> Exercise details
Reproduce the records below in their entirety, character for character.
***** Data lines
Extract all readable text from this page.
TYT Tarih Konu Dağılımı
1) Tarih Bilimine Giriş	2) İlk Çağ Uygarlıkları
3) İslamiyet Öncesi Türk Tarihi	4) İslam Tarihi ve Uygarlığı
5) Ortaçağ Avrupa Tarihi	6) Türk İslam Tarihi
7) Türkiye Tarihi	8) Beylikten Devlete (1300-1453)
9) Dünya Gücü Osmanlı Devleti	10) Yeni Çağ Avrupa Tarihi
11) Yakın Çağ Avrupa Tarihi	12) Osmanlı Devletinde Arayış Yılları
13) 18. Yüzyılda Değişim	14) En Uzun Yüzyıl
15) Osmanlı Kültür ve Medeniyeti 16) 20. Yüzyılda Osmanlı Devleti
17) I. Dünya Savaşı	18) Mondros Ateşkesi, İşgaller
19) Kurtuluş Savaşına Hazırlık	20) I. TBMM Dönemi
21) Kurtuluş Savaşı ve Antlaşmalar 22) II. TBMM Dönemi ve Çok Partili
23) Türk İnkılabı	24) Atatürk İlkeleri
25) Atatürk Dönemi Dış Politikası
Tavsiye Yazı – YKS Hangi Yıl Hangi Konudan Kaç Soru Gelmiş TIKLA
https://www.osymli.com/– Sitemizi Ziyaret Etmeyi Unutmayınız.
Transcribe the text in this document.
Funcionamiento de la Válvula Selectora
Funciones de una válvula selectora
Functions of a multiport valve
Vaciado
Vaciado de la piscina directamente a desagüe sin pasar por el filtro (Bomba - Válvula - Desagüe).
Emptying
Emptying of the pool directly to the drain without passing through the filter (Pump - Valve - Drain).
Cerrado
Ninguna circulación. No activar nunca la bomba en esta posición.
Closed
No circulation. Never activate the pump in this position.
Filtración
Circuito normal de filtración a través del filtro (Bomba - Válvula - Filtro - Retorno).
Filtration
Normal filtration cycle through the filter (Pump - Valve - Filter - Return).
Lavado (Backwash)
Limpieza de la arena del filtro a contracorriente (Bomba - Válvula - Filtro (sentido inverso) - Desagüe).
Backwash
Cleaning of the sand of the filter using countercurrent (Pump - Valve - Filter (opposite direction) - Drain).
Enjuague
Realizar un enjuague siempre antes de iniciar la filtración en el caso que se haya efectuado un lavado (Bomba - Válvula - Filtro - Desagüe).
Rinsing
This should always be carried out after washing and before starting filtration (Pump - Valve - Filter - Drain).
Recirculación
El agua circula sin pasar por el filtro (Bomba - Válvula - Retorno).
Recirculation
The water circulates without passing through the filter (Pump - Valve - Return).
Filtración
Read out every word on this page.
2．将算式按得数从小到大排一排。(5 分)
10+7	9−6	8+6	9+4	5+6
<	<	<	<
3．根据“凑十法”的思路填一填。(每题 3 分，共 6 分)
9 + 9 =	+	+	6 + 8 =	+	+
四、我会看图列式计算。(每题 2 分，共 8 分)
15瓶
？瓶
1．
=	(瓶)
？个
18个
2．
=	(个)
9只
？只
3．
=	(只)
**********
> The response
Extract all readable text from this page.
TYT Tarih Konu Dağılımı
1) Tarih Bilimine Giriş	2) İlk Çağ Uygarlıkları
3) İslamiyet Öncesi Türk Tarihi	4) İslam Tarihi ve Uygarlığı
5) Ortaçağ Avrupa Tarihi	6) Türk İslam Tarihi
7) Türkiye Tarihi	8) Beylikten Devlete (1300-1453)
9) Dünya Gücü Osmanlı Devleti	10) Yeni Çağ Avrupa Tarihi
11) Yakın Çağ Avrupa Tarihi	12) Osmanlı Devletinde Arayış Yılları
13) 18. Yüzyılda Değişim	14) En Uzun Yüzyıl
15) Osmanlı Kültür ve Medeniyeti 16) 20. Yüzyılda Osmanlı Devleti
17) I. Dünya Savaşı	18) Mondros Ateşkesi, İşgaller
19) Kurtuluş Savaşına Hazırlık	20) I. TBMM Dönemi
21) Kurtuluş Savaşı ve Antlaşmalar 22) II. TBMM Dönemi ve Çok Partili
23) Türk İnkılabı	24) Atatürk İlkeleri
25) Atatürk Dönemi Dış Politikası
Tavsiye Yazı – YKS Hangi Yıl Hangi Konudan Kaç Soru Gelmiş TIKLA
https://www.osymli.com/– Sitemizi Ziyaret Etmeyi Unutmayınız.
Transcribe the text in this document.
Funcionamiento de la Válvula Selectora
Funciones de una válvula selectora
Functions of a multiport valve
Vaciado
Vaciado de la piscina directamente a desagüe sin pasar por el filtro (Bomba - Válvula - Desagüe).
Emptying
Emptying of the pool directly to the drain without passing through the filter (Pump - Valve - Drain).
Cerrado
Ninguna circulación. No activar nunca la bomba en esta posición.
Closed
No circulation. Never activate the pump in this position.
Filtración
Circuito normal de filtración a través del filtro (Bomba - Válvula - Filtro - Retorno).
Filtration
Normal filtration cycle through the filter (Pump - Valve - Filter - Return).
Lavado (Backwash)
Limpieza de la arena del filtro a contracorriente (Bomba - Válvula - Filtro (sentido inverso) - Desagüe).
Backwash
Cleaning of the sand of the filter using countercurrent (Pump - Valve - Filter (opposite direction) - Drain).
Enjuague
Realizar un enjuague siempre antes de iniciar la filtración en el caso que se haya efectuado un lavado (Bomba - Válvula - Filtro - Desagüe).
Rinsing
This should always be carried out after washing and before starting filtration (Pump - Valve - Filter - Drain).
Recirculación
El agua circula sin pasar por el filtro (Bomba - Válvula - Retorno).
Recirculation
The water circulates without passing through the filter (Pump - Valve - Return).
Filtración
Read out every word on this page.
2．将算式按得数从小到大排一排。(5 分)
10+7	9−6	8+6	9+4	5+6
<	<	<	<
3．根据“凑十法”的思路填一填。(每题 3 分，共 6 分)
9 + 9 =	+	+	6 + 8 =	+	+
四、我会看图列式计算。(每题 2 分，共 8 分)
15瓶
？瓶
1．
=	(瓶)
？个
18个
2．
=	(个)
9只
？只
3．
=	(只)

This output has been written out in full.